**Stated goal:** Gather all lines with "②为复分解反应" from the records.
begin Supplied material
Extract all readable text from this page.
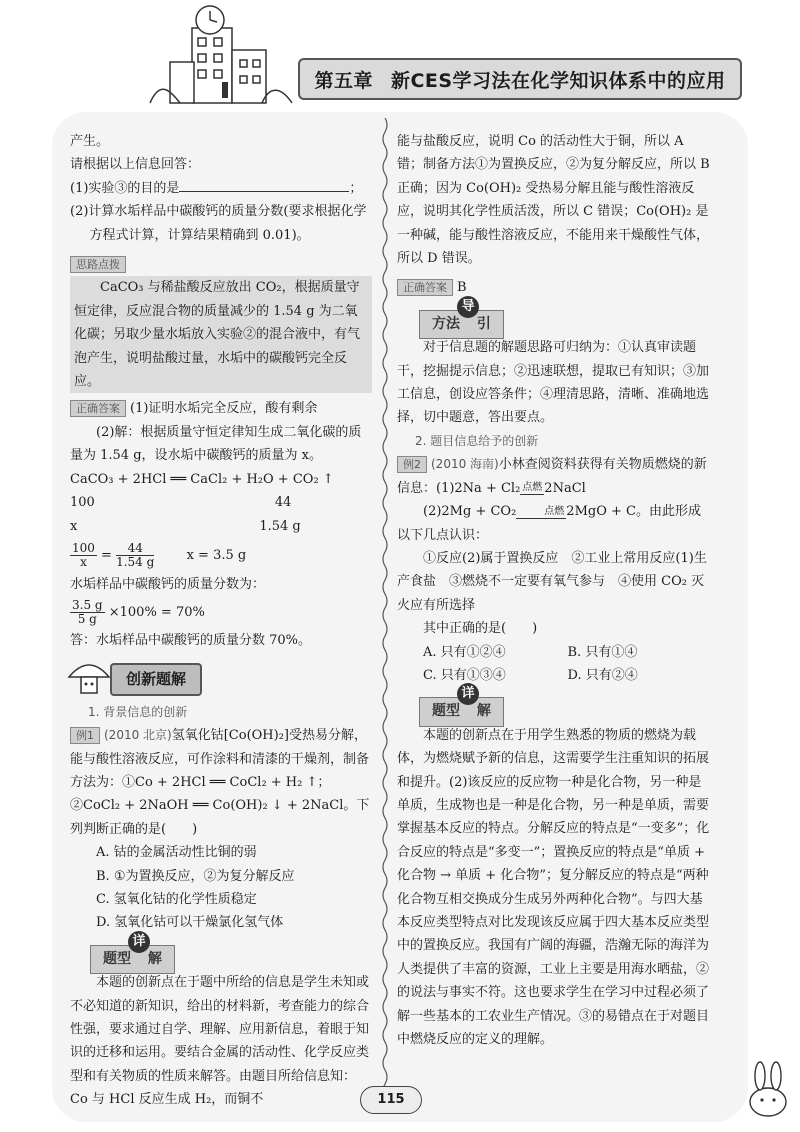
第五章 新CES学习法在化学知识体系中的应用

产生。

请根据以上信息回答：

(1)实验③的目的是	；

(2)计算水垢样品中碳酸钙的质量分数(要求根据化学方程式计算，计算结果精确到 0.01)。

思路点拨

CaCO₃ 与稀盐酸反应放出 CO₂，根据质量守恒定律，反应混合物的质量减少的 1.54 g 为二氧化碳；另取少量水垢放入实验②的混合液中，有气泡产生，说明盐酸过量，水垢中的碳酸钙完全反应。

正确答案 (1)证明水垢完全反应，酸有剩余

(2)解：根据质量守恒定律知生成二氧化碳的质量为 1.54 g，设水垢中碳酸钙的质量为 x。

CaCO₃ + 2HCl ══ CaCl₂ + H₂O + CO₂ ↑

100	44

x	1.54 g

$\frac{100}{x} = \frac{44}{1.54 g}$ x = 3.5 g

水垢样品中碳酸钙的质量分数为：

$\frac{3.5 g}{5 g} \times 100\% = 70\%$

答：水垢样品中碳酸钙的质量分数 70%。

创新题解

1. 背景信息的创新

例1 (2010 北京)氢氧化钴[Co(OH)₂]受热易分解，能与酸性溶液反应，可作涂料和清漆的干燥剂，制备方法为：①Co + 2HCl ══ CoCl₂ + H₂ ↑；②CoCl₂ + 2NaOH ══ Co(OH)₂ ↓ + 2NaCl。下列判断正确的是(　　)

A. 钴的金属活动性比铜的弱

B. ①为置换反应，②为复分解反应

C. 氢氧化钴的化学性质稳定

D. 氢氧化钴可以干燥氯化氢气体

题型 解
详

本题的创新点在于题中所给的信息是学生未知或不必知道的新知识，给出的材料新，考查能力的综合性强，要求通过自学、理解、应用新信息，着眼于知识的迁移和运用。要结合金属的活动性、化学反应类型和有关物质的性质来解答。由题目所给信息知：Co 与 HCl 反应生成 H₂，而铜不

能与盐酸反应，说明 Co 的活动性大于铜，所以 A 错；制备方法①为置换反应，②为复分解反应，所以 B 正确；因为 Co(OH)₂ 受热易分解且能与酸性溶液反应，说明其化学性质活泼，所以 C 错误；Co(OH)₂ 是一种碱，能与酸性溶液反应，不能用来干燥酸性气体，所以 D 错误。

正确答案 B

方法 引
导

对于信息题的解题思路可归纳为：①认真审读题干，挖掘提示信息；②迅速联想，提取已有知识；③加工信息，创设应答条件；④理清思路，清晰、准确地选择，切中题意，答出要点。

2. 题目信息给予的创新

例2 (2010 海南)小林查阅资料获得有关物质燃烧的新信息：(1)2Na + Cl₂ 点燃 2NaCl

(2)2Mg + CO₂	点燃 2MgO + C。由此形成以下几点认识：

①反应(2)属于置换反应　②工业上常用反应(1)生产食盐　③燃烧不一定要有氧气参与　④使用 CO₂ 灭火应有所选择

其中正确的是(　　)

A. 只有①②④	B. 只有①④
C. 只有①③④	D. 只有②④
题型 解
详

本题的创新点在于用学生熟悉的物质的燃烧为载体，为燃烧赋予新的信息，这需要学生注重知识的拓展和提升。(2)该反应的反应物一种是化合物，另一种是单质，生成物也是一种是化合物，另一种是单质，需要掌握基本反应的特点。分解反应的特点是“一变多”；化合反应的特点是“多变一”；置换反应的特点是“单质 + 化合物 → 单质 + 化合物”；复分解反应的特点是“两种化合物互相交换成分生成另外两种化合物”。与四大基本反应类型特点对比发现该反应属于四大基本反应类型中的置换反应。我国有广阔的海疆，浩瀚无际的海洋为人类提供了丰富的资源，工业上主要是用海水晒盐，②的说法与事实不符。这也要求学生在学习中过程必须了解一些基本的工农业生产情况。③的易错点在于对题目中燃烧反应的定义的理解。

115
end Supplied material
**Answer to the exercise:**
B. ①为置换反应，②为复分解反应
能与盐酸反应，说明 Co 的活动性大于铜，所以 A 错；制备方法①为置换反应，②为复分解反应，所以 B 正确；因为 Co(OH)₂ 受热易分解且能与酸性溶液反应，说明其化学性质活泼，所以 C 错误；Co(OH)₂ 是一种碱，能与酸性溶液反应，不能用来干燥酸性气体，所以 D 错误。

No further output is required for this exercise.